• **EXERCISE DETAILS**
Would you pull out every line of the material that contains the string "häufiger"?

----

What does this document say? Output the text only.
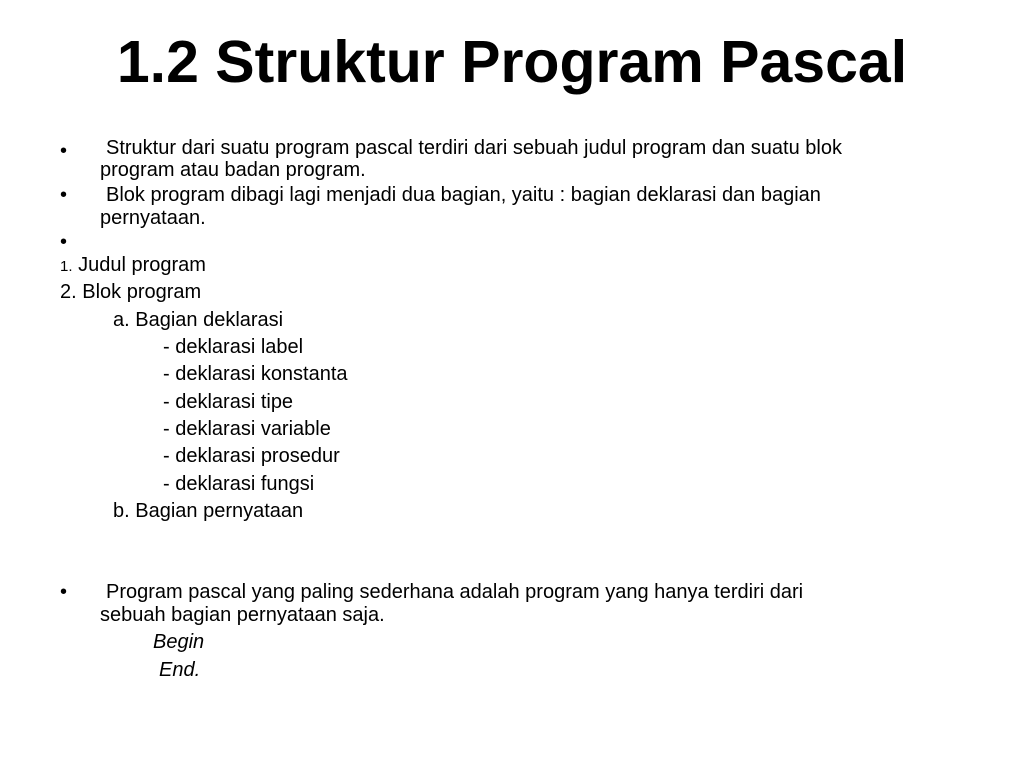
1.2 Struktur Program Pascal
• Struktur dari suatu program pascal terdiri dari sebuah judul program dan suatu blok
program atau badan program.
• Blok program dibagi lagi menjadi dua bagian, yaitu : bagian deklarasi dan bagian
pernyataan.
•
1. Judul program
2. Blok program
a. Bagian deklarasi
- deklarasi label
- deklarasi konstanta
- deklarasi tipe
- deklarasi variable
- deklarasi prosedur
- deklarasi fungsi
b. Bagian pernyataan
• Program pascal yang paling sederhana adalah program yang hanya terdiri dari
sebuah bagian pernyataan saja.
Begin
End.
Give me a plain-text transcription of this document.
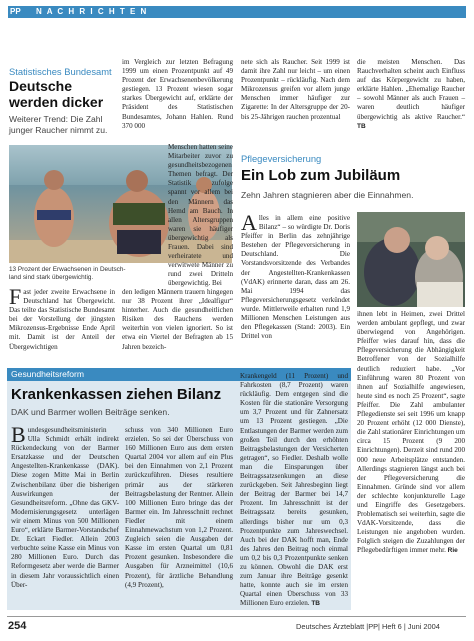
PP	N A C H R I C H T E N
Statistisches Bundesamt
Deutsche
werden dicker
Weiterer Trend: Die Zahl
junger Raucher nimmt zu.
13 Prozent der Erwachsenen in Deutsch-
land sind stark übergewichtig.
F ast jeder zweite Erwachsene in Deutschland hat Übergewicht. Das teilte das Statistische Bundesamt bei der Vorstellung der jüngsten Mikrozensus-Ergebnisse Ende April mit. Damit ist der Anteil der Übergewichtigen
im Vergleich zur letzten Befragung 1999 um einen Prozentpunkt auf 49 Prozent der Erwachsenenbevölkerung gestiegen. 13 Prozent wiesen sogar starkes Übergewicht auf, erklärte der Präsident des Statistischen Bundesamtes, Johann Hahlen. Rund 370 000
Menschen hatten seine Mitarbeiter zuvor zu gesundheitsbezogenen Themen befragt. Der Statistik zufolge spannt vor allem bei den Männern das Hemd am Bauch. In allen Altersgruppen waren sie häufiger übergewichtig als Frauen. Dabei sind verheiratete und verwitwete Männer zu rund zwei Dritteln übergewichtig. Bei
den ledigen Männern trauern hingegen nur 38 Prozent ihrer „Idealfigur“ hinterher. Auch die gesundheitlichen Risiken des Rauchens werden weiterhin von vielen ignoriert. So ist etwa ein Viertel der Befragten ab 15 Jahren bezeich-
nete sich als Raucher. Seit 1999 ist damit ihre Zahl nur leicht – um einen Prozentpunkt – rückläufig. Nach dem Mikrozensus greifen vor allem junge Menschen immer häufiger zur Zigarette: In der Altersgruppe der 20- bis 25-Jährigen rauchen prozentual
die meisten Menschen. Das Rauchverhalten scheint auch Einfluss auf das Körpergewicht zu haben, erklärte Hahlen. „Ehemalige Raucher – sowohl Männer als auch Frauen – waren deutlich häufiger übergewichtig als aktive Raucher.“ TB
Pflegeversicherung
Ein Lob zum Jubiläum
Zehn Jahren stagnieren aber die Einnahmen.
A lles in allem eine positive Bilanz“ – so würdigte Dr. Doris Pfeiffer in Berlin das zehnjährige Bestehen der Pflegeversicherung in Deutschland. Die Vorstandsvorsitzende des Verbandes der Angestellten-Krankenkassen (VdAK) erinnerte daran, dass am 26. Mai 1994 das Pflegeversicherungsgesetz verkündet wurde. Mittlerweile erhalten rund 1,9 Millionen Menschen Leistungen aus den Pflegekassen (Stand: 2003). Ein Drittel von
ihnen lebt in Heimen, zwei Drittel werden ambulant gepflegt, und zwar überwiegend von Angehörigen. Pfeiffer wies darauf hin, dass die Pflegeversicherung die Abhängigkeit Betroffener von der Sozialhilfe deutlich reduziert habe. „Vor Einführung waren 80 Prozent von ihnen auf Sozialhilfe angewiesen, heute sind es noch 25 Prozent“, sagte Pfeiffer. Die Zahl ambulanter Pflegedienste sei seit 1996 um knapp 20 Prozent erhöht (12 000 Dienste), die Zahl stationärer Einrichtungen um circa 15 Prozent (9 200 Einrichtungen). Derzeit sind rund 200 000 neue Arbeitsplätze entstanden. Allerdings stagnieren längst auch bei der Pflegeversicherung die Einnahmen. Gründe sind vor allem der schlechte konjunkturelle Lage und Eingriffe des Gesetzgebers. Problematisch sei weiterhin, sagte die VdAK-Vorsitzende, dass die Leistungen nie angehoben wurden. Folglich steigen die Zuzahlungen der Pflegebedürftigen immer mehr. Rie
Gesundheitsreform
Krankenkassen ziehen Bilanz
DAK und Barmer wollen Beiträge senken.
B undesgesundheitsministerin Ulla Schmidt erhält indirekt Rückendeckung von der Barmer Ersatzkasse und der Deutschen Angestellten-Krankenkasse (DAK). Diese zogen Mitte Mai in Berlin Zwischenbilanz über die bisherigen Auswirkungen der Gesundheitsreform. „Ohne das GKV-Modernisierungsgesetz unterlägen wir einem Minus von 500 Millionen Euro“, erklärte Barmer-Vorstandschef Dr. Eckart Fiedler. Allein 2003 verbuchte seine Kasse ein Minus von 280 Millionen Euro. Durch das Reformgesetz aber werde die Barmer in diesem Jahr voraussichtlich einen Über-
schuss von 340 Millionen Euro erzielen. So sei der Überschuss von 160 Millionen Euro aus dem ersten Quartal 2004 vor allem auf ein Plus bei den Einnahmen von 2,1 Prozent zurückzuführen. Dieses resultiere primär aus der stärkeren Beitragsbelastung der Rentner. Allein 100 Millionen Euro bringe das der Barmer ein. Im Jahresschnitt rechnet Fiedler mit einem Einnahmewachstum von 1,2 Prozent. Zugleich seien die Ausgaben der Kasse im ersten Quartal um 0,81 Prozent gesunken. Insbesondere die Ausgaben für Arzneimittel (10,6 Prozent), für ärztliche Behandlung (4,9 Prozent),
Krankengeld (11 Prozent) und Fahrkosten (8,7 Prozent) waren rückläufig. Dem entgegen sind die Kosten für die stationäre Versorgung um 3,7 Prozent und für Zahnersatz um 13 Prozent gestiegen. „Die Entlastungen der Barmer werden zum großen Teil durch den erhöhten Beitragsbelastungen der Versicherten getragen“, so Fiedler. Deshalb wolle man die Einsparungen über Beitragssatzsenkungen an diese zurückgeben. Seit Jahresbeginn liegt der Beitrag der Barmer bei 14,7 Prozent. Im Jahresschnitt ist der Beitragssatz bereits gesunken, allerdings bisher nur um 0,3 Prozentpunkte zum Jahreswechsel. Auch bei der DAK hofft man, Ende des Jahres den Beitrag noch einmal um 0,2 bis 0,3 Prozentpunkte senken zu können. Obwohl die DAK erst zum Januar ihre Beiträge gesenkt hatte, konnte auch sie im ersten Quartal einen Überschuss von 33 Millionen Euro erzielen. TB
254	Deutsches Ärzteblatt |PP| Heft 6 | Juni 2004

----

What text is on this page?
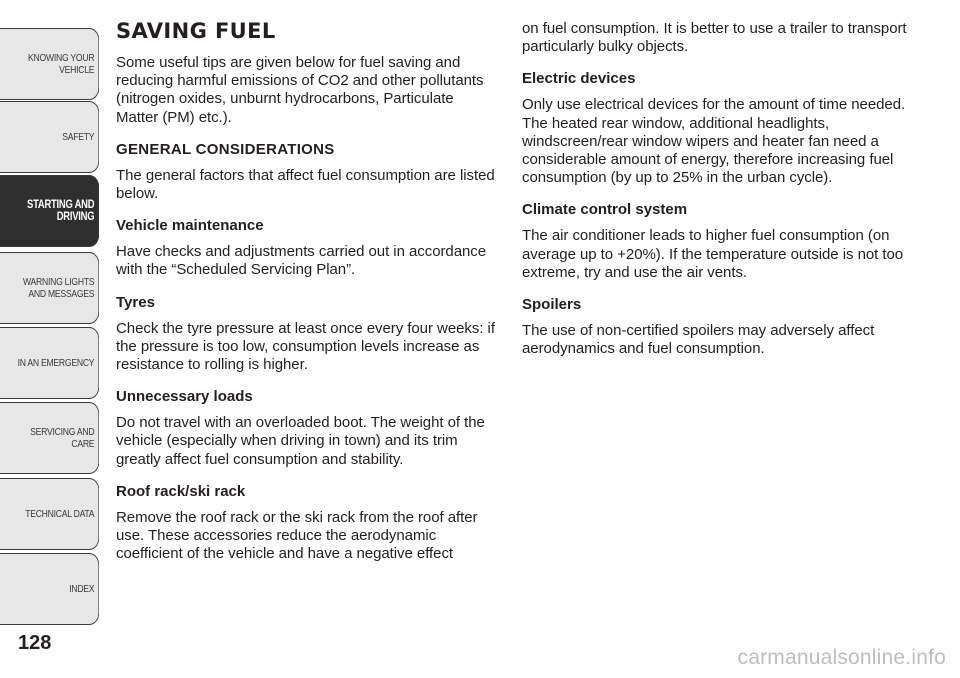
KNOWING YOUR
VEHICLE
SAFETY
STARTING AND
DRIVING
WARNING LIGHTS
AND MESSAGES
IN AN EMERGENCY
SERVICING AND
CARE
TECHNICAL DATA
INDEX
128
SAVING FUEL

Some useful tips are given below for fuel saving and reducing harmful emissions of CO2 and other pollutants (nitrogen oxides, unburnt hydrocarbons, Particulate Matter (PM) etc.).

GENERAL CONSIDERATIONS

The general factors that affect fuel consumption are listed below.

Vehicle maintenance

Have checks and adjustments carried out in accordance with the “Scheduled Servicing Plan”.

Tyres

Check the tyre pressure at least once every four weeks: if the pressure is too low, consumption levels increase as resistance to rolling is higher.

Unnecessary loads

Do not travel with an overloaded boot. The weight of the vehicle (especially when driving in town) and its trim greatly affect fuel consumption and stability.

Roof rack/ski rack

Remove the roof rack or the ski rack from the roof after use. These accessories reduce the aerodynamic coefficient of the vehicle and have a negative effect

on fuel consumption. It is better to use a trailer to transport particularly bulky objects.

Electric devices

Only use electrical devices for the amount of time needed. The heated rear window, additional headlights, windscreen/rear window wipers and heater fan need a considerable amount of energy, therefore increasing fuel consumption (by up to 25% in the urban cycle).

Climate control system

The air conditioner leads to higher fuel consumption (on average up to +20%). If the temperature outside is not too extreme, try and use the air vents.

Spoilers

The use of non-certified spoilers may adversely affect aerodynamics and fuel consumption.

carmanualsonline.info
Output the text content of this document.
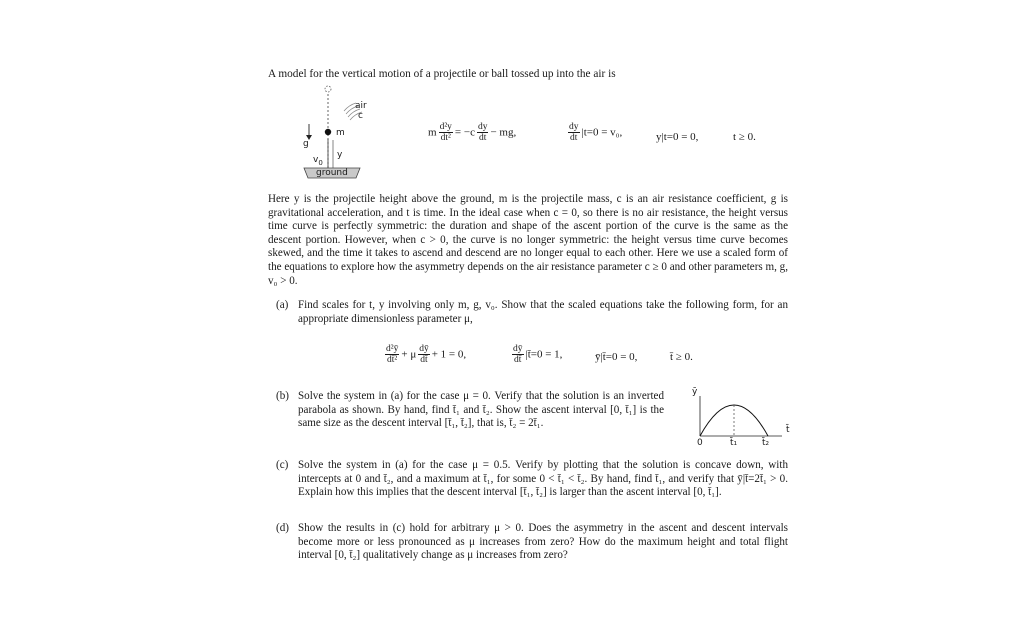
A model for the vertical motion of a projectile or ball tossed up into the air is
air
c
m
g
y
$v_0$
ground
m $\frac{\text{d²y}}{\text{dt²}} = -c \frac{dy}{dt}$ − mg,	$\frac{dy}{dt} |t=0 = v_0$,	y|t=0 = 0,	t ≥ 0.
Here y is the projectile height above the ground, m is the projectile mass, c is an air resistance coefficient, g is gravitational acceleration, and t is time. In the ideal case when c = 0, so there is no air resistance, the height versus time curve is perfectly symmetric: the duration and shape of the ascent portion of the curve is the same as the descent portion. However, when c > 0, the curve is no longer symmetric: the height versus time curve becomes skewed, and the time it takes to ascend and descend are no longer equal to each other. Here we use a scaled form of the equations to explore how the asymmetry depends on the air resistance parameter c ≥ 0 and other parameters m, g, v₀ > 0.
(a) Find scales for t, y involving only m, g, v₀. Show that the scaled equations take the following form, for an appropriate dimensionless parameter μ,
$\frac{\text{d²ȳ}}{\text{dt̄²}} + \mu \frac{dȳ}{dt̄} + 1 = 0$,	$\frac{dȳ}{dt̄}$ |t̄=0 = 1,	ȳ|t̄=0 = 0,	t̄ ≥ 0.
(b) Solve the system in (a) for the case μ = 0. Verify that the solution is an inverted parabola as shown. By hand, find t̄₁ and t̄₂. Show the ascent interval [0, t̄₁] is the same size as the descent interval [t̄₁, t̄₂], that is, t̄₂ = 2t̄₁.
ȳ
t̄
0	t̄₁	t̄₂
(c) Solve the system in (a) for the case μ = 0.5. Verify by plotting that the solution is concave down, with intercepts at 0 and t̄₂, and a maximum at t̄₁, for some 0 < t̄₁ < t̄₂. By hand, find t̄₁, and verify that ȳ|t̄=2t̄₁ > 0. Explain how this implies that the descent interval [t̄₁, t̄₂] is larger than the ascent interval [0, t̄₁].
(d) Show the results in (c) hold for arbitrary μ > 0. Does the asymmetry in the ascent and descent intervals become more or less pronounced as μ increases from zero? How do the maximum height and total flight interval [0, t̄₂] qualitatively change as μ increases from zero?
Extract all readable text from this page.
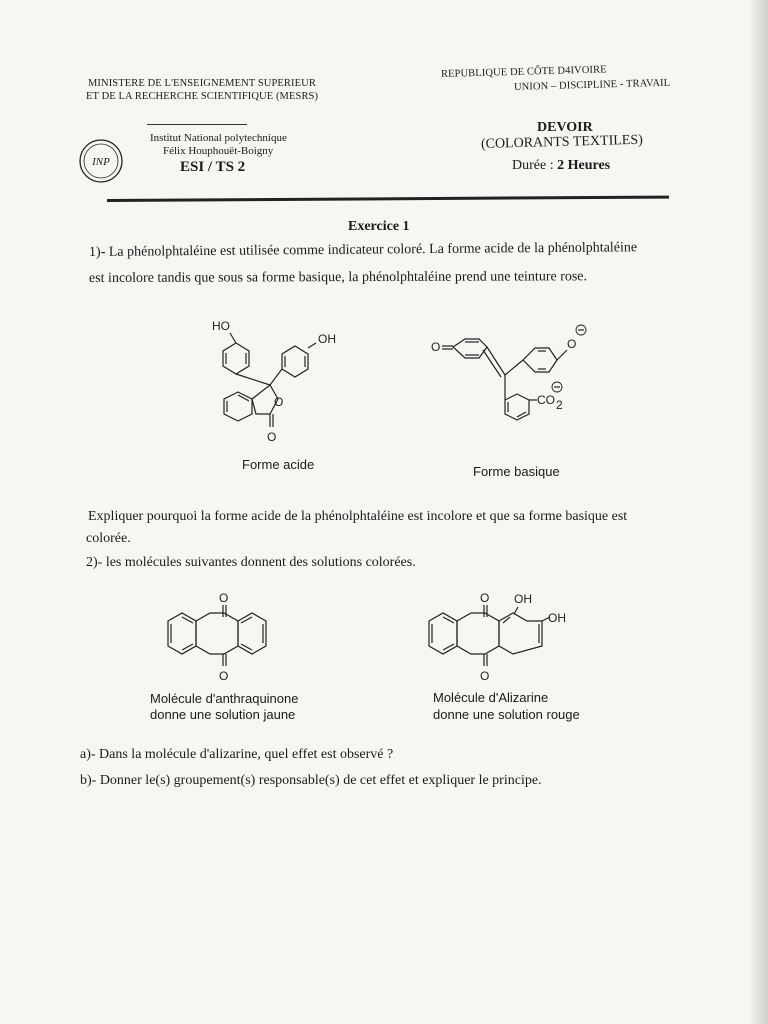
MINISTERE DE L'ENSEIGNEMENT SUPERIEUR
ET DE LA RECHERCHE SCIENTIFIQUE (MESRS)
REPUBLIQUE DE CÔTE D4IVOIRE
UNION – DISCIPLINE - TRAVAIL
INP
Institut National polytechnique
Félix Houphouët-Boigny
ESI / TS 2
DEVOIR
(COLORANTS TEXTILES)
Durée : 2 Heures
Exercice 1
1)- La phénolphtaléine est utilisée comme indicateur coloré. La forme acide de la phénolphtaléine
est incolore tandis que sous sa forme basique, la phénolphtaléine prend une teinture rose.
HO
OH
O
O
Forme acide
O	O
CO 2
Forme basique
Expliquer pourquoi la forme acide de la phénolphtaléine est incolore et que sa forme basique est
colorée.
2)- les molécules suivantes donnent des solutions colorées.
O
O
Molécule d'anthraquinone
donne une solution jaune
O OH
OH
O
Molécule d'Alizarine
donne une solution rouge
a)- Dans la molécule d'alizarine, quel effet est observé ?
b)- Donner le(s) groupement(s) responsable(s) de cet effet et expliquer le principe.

----

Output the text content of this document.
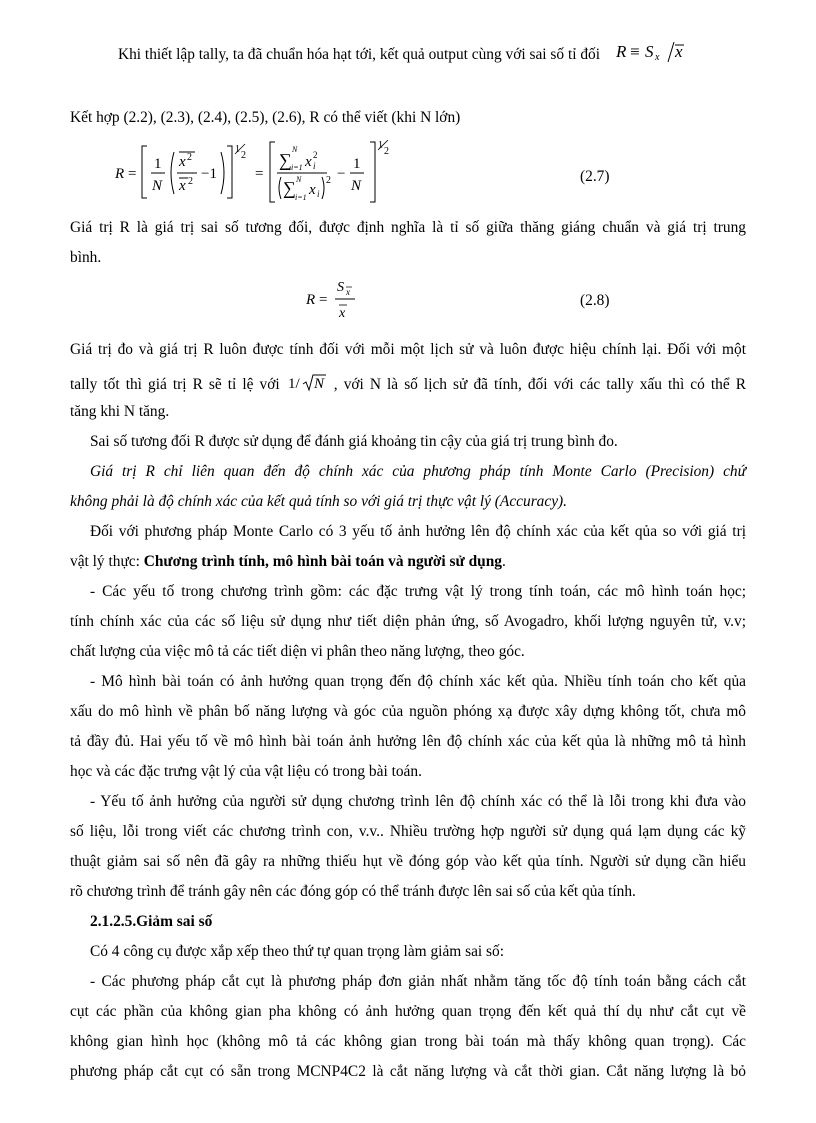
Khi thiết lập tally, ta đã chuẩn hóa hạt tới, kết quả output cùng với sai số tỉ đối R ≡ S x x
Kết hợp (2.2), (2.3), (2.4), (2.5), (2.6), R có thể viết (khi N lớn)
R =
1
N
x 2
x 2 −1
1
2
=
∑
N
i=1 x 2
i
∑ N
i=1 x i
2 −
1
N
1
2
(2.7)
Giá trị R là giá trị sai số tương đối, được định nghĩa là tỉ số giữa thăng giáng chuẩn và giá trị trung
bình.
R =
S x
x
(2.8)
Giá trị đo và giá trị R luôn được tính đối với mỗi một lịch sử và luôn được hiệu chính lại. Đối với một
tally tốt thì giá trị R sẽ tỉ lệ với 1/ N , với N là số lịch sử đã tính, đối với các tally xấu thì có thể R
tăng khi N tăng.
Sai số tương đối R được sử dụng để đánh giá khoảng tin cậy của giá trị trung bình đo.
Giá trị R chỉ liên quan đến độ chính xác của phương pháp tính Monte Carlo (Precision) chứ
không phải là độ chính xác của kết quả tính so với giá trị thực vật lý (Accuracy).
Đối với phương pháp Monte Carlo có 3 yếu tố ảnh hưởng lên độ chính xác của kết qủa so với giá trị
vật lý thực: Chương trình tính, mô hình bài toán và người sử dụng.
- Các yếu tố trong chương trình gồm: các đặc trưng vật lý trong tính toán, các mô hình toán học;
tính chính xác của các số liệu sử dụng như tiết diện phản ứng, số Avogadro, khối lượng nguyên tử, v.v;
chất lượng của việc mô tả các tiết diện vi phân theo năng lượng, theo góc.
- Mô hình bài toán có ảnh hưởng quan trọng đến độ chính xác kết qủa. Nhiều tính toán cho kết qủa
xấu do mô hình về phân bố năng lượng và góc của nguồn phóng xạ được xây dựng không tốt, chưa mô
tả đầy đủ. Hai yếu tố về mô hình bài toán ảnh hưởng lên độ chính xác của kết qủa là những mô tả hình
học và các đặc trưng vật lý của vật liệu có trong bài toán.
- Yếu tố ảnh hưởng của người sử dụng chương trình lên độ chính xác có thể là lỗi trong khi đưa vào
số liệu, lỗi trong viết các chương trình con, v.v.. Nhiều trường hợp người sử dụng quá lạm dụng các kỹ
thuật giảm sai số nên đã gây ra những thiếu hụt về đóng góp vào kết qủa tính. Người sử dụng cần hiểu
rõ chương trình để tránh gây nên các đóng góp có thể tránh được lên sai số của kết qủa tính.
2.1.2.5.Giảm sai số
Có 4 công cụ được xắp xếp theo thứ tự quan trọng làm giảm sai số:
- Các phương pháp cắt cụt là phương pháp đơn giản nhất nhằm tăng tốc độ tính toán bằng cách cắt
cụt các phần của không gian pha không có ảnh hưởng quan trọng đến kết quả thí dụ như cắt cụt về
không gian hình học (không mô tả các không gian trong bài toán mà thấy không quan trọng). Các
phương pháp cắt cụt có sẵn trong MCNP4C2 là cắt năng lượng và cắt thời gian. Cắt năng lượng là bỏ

----

• **ANSWER TO THIS PROBLEM**
Menschen hatten seine Mitarbeiter zuvor zu gesundheitsbezogenen Themen befragt. Der Statistik zufolge spannt vor allem bei den Männern das Hemd am Bauch. In allen Altersgruppen waren sie häufiger übergewichtig als Frauen. Dabei sind verheiratete und verwitwete Männer zu rund zwei Dritteln übergewichtig. Bei
nete sich als Raucher. Seit 1999 ist damit ihre Zahl nur leicht – um einen Prozentpunkt – rückläufig. Nach dem Mikrozensus greifen vor allem junge Menschen immer häufiger zur Zigarette: In der Altersgruppe der 20- bis 25-Jährigen rauchen prozentual
die meisten Menschen. Das Rauchverhalten scheint auch Einfluss auf das Körpergewicht zu haben, erklärte Hahlen. „Ehemalige Raucher – sowohl Männer als auch Frauen – waren deutlich häufiger übergewichtig als aktive Raucher.“ TB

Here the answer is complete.